--- WRITTEN EXERCISE ---
Look through the records that follow. Copy every line containing the word "pattern".

************

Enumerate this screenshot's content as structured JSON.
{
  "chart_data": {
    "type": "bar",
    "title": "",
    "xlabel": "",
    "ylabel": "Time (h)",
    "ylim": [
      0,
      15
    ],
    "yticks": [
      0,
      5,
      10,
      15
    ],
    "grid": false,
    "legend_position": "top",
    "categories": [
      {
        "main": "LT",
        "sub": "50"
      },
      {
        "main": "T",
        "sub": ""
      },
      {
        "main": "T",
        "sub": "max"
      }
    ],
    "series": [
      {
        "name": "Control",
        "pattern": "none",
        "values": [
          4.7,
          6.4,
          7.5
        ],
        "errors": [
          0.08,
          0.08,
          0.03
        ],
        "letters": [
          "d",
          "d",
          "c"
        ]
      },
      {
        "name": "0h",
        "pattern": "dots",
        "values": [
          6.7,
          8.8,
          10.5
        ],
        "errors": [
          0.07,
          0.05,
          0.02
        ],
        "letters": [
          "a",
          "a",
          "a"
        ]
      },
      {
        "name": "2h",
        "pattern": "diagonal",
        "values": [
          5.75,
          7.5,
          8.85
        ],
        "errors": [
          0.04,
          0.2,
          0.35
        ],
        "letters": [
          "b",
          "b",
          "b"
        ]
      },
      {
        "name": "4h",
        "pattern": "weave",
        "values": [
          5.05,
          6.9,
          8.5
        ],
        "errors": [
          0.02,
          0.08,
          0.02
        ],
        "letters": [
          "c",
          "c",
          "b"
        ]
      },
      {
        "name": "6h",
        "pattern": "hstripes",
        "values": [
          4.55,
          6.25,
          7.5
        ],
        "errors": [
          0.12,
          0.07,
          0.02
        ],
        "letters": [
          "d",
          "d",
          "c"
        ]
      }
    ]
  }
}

************

--- TASK RESPONSE ---
        "pattern": "none",
        "pattern": "dots",
        "pattern": "diagonal",
        "pattern": "weave",
        "pattern": "hstripes",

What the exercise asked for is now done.